▶ _Aim of the task_: What is the number of lines in the data that hold the string "question"? Reply with that number only.

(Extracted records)
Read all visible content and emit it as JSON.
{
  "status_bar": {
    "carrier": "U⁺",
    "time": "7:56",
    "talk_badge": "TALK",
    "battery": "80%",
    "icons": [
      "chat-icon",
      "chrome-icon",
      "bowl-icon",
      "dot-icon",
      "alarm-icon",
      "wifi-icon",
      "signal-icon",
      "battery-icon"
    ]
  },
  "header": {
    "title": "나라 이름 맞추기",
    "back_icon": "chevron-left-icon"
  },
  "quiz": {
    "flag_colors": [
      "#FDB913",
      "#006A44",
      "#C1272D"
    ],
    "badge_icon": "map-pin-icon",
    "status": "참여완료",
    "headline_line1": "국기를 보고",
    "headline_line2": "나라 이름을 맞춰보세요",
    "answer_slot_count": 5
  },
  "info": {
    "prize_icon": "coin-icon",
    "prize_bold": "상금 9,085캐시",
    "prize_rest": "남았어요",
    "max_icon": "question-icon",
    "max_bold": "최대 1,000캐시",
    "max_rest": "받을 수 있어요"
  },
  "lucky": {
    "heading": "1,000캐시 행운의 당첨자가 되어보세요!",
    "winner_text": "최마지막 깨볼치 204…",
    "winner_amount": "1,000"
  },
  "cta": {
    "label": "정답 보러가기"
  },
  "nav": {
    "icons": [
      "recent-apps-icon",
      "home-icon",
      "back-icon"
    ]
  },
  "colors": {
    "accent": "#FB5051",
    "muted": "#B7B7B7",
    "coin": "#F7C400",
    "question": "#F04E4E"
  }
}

▶ _Solution_: 2